- Exercise task:
Look for "MINERAL" in each line of the entries, and return the matching lines.

- Exercise material:
____
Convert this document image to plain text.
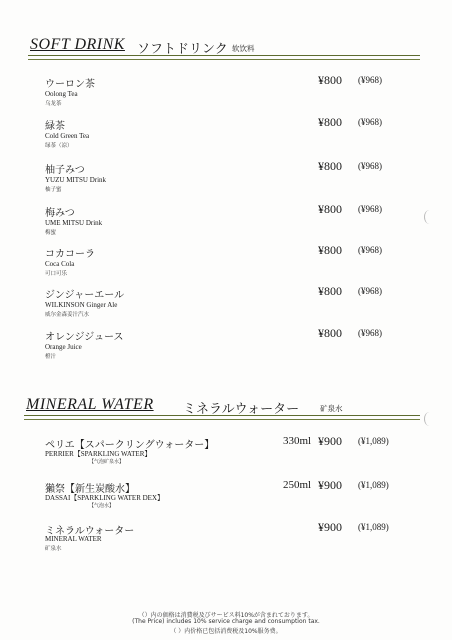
SOFT DRINK ソフトドリンク 软饮料
ウーロン茶
Oolong Tea
乌龙茶
¥800 (¥968)
緑茶
Cold Green Tea
绿茶（凉）
¥800 (¥968)
柚子みつ
YUZU MITSU Drink
柚子蜜
¥800 (¥968)
梅みつ
UME MITSU Drink
梅蜜
¥800 (¥968)
コカコーラ
Coca Cola
可口可乐
¥800 (¥968)
ジンジャーエール
WILKINSON Ginger Ale
威尔金森姜汁汽水
¥800 (¥968)
オレンジジュース
Orange Juice
橙汁
¥800 (¥968)
MINERAL WATER ミネラルウォーター	矿泉水
ペリエ【スパークリングウォーター】
PERRIER【SPARKLING WATER】
【气泡矿泉水】
330ml ¥900 (¥1,089)
獺祭【新生炭酸水】
DASSAI【SPARKLING WATER DEX】
【气泡水】
250ml ¥900 (¥1,089)
ミネラルウォーター
MINERAL WATER
矿泉水
¥900 (¥1,089)
（）内の価格は消費税及びサービス料10%が含まれております。
(The Price) includes 10% service charge and consumption tax.
（ ）内价格已包括消费税及10%服务费。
____
- Written response:
MINERAL WATER ミネラルウォーター	矿泉水
MINERAL WATER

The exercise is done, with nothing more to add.